# TASK DESCRIPTION
Pictures do not belong in the copy; transcribe everything else in the records exactly.

---------- MATERIAL

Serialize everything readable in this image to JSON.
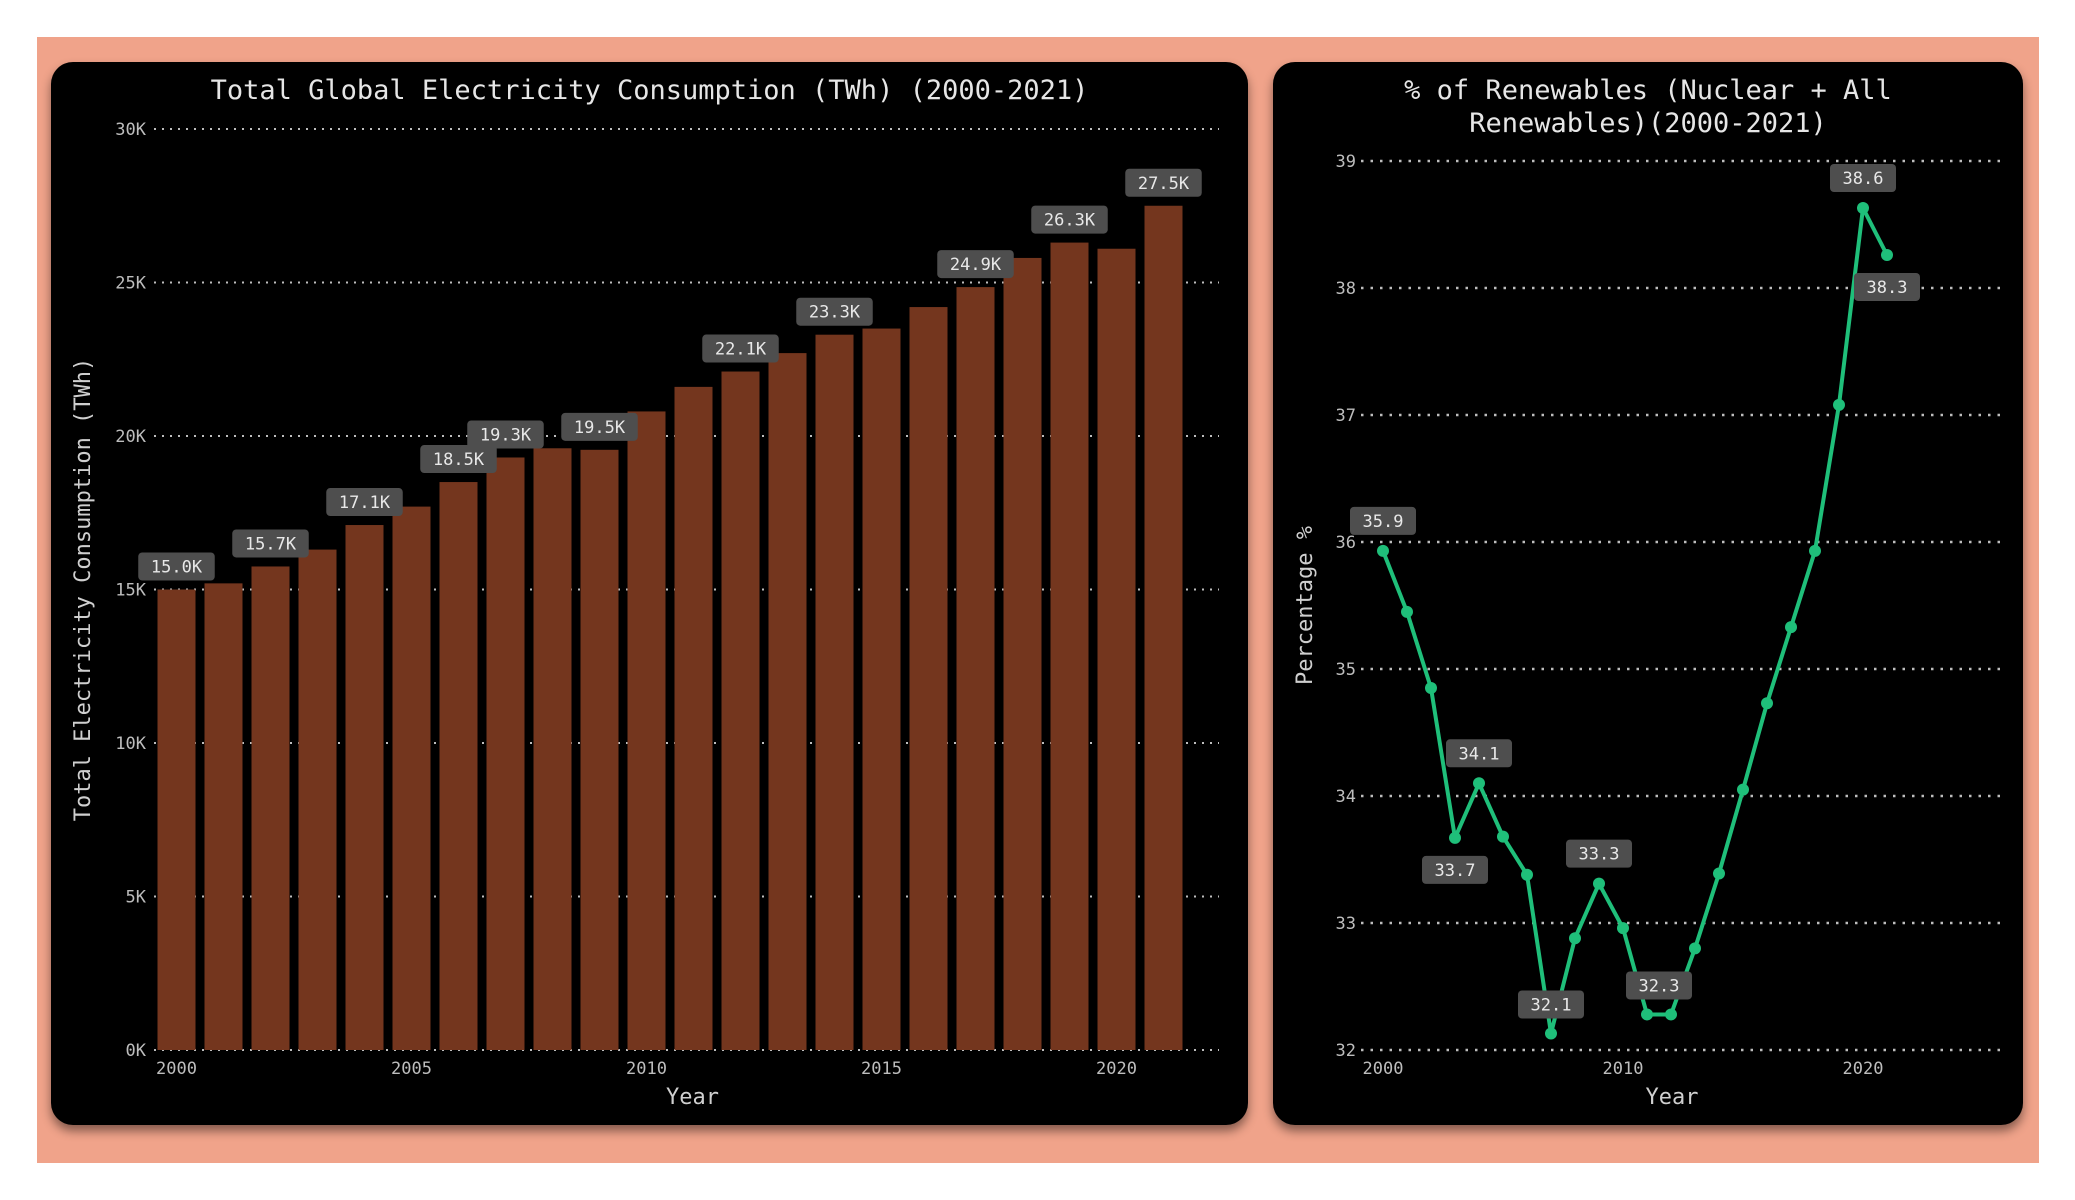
{
  "chart_data": [
    {
      "type": "bar",
      "title": "Total Global Electricity Consumption (TWh) (2000-2021)",
      "xlabel": "Year",
      "ylabel": "Total Electricity Consumption (TWh)",
      "ylim": [
        0,
        30000
      ],
      "y_ticks": [
        "0K",
        "5K",
        "10K",
        "15K",
        "20K",
        "25K",
        "30K"
      ],
      "x_ticks": [
        "2000",
        "2005",
        "2010",
        "2015",
        "2020"
      ],
      "grid": true,
      "colors": {
        "bar": "#74361e",
        "label_bg": "#4e4e4e",
        "label_text": "#e8e8e8",
        "grid": "#bdbdbd"
      },
      "categories": [
        2000,
        2001,
        2002,
        2003,
        2004,
        2005,
        2006,
        2007,
        2008,
        2009,
        2010,
        2011,
        2012,
        2013,
        2014,
        2015,
        2016,
        2017,
        2018,
        2019,
        2020,
        2021
      ],
      "values": [
        15000,
        15200,
        15750,
        16300,
        17100,
        17700,
        18500,
        19300,
        19600,
        19550,
        20800,
        21600,
        22100,
        22700,
        23300,
        23500,
        24200,
        24850,
        25800,
        26300,
        26100,
        27500
      ],
      "data_labels": [
        {
          "year": 2000,
          "text": "15.0K"
        },
        {
          "year": 2002,
          "text": "15.7K"
        },
        {
          "year": 2004,
          "text": "17.1K"
        },
        {
          "year": 2006,
          "text": "18.5K"
        },
        {
          "year": 2007,
          "text": "19.3K"
        },
        {
          "year": 2009,
          "text": "19.5K"
        },
        {
          "year": 2012,
          "text": "22.1K"
        },
        {
          "year": 2014,
          "text": "23.3K"
        },
        {
          "year": 2017,
          "text": "24.9K"
        },
        {
          "year": 2019,
          "text": "26.3K"
        },
        {
          "year": 2021,
          "text": "27.5K"
        }
      ]
    },
    {
      "type": "line",
      "title": "% of Renewables (Nuclear + All Renewables)(2000-2021)",
      "xlabel": "Year",
      "ylabel": "Percentage %",
      "ylim": [
        32,
        39
      ],
      "xlim": [
        2000,
        2021
      ],
      "y_ticks": [
        "32",
        "33",
        "34",
        "35",
        "36",
        "37",
        "38",
        "39"
      ],
      "x_ticks": [
        "2000",
        "2010",
        "2020"
      ],
      "grid": true,
      "colors": {
        "line": "#1fbf7a",
        "label_bg": "#4e4e4e",
        "label_text": "#e8e8e8",
        "grid": "#bdbdbd"
      },
      "x": [
        2000,
        2001,
        2002,
        2003,
        2004,
        2005,
        2006,
        2007,
        2008,
        2009,
        2010,
        2011,
        2012,
        2013,
        2014,
        2015,
        2016,
        2017,
        2018,
        2019,
        2020,
        2021
      ],
      "y": [
        35.93,
        35.45,
        34.85,
        33.67,
        34.1,
        33.68,
        33.38,
        32.13,
        32.88,
        33.31,
        32.96,
        32.28,
        32.28,
        32.8,
        33.39,
        34.05,
        34.73,
        35.33,
        35.93,
        37.08,
        38.63,
        38.26
      ],
      "data_labels": [
        {
          "year": 2000,
          "text": "35.9",
          "pos": "above"
        },
        {
          "year": 2003,
          "text": "33.7",
          "pos": "below"
        },
        {
          "year": 2004,
          "text": "34.1",
          "pos": "above"
        },
        {
          "year": 2007,
          "text": "32.1",
          "pos": "on"
        },
        {
          "year": 2009,
          "text": "33.3",
          "pos": "above"
        },
        {
          "year": 2011.5,
          "text": "32.3",
          "pos": "on"
        },
        {
          "year": 2020,
          "text": "38.6",
          "pos": "above"
        },
        {
          "year": 2021,
          "text": "38.3",
          "pos": "below"
        }
      ]
    }
  ]
}
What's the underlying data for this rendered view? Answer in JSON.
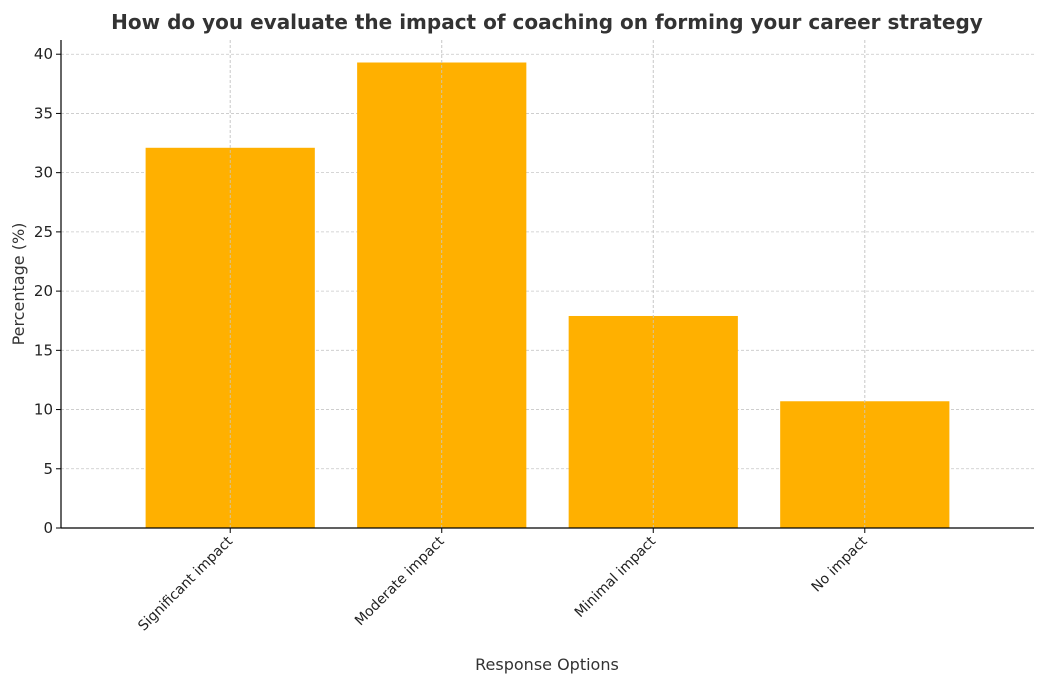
{
  "chart_data": {
    "type": "bar",
    "title": "How do you evaluate the impact of coaching on forming your career strategy",
    "xlabel": "Response Options",
    "ylabel": "Percentage (%)",
    "categories": [
      "Significant impact",
      "Moderate impact",
      "Minimal impact",
      "No impact"
    ],
    "values": [
      32.1,
      39.3,
      17.9,
      10.7
    ],
    "ylim": [
      0,
      41.2
    ],
    "yticks": [
      0,
      5,
      10,
      15,
      20,
      25,
      30,
      35,
      40
    ],
    "grid": true,
    "bar_color": "#FFB000"
  }
}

--------------------

# TASK RESULT
Serialize everything readable in this image to JSON.
{
  "chart_data": [
    {
      "type": "bar",
      "title": "Total Global Electricity Consumption (TWh) (2000-2021)",
      "xlabel": "Year",
      "ylabel": "Total Electricity Consumption (TWh)",
      "ylim": [
        0,
        30000
      ],
      "y_ticks": [
        "0K",
        "5K",
        "10K",
        "15K",
        "20K",
        "25K",
        "30K"
      ],
      "x_ticks": [
        "2000",
        "2005",
        "2010",
        "2015",
        "2020"
      ],
      "grid": true,
      "colors": {
        "bar": "#74361e",
        "label_bg": "#4e4e4e",
        "label_text": "#e8e8e8",
        "grid": "#bdbdbd"
      },
      "categories": [
        2000,
        2001,
        2002,
        2003,
        2004,
        2005,
        2006,
        2007,
        2008,
        2009,
        2010,
        2011,
        2012,
        2013,
        2014,
        2015,
        2016,
        2017,
        2018,
        2019,
        2020,
        2021
      ],
      "values": [
        15000,
        15200,
        15750,
        16300,
        17100,
        17700,
        18500,
        19300,
        19600,
        19550,
        20800,
        21600,
        22100,
        22700,
        23300,
        23500,
        24200,
        24850,
        25800,
        26300,
        26100,
        27500
      ],
      "data_labels": [
        {
          "year": 2000,
          "text": "15.0K"
        },
        {
          "year": 2002,
          "text": "15.7K"
        },
        {
          "year": 2004,
          "text": "17.1K"
        },
        {
          "year": 2006,
          "text": "18.5K"
        },
        {
          "year": 2007,
          "text": "19.3K"
        },
        {
          "year": 2009,
          "text": "19.5K"
        },
        {
          "year": 2012,
          "text": "22.1K"
        },
        {
          "year": 2014,
          "text": "23.3K"
        },
        {
          "year": 2017,
          "text": "24.9K"
        },
        {
          "year": 2019,
          "text": "26.3K"
        },
        {
          "year": 2021,
          "text": "27.5K"
        }
      ]
    },
    {
      "type": "line",
      "title": "% of Renewables (Nuclear + All Renewables)(2000-2021)",
      "xlabel": "Year",
      "ylabel": "Percentage %",
      "ylim": [
        32,
        39
      ],
      "xlim": [
        2000,
        2021
      ],
      "y_ticks": [
        "32",
        "33",
        "34",
        "35",
        "36",
        "37",
        "38",
        "39"
      ],
      "x_ticks": [
        "2000",
        "2010",
        "2020"
      ],
      "grid": true,
      "colors": {
        "line": "#1fbf7a",
        "label_bg": "#4e4e4e",
        "label_text": "#e8e8e8",
        "grid": "#bdbdbd"
      },
      "x": [
        2000,
        2001,
        2002,
        2003,
        2004,
        2005,
        2006,
        2007,
        2008,
        2009,
        2010,
        2011,
        2012,
        2013,
        2014,
        2015,
        2016,
        2017,
        2018,
        2019,
        2020,
        2021
      ],
      "y": [
        35.93,
        35.45,
        34.85,
        33.67,
        34.1,
        33.68,
        33.38,
        32.13,
        32.88,
        33.31,
        32.96,
        32.28,
        32.28,
        32.8,
        33.39,
        34.05,
        34.73,
        35.33,
        35.93,
        37.08,
        38.63,
        38.26
      ],
      "data_labels": [
        {
          "year": 2000,
          "text": "35.9",
          "pos": "above"
        },
        {
          "year": 2003,
          "text": "33.7",
          "pos": "below"
        },
        {
          "year": 2004,
          "text": "34.1",
          "pos": "above"
        },
        {
          "year": 2007,
          "text": "32.1",
          "pos": "on"
        },
        {
          "year": 2009,
          "text": "33.3",
          "pos": "above"
        },
        {
          "year": 2011.5,
          "text": "32.3",
          "pos": "on"
        },
        {
          "year": 2020,
          "text": "38.6",
          "pos": "above"
        },
        {
          "year": 2021,
          "text": "38.3",
          "pos": "below"
        }
      ]
    }
  ]
}
What's the underlying data for this rendered view? Answer in JSON.
{
  "chart_data": {
    "type": "bar",
    "title": "How do you evaluate the impact of coaching on forming your career strategy",
    "xlabel": "Response Options",
    "ylabel": "Percentage (%)",
    "categories": [
      "Significant impact",
      "Moderate impact",
      "Minimal impact",
      "No impact"
    ],
    "values": [
      32.1,
      39.3,
      17.9,
      10.7
    ],
    "ylim": [
      0,
      41.2
    ],
    "yticks": [
      0,
      5,
      10,
      15,
      20,
      25,
      30,
      35,
      40
    ],
    "grid": true,
    "bar_color": "#FFB000"
  }
}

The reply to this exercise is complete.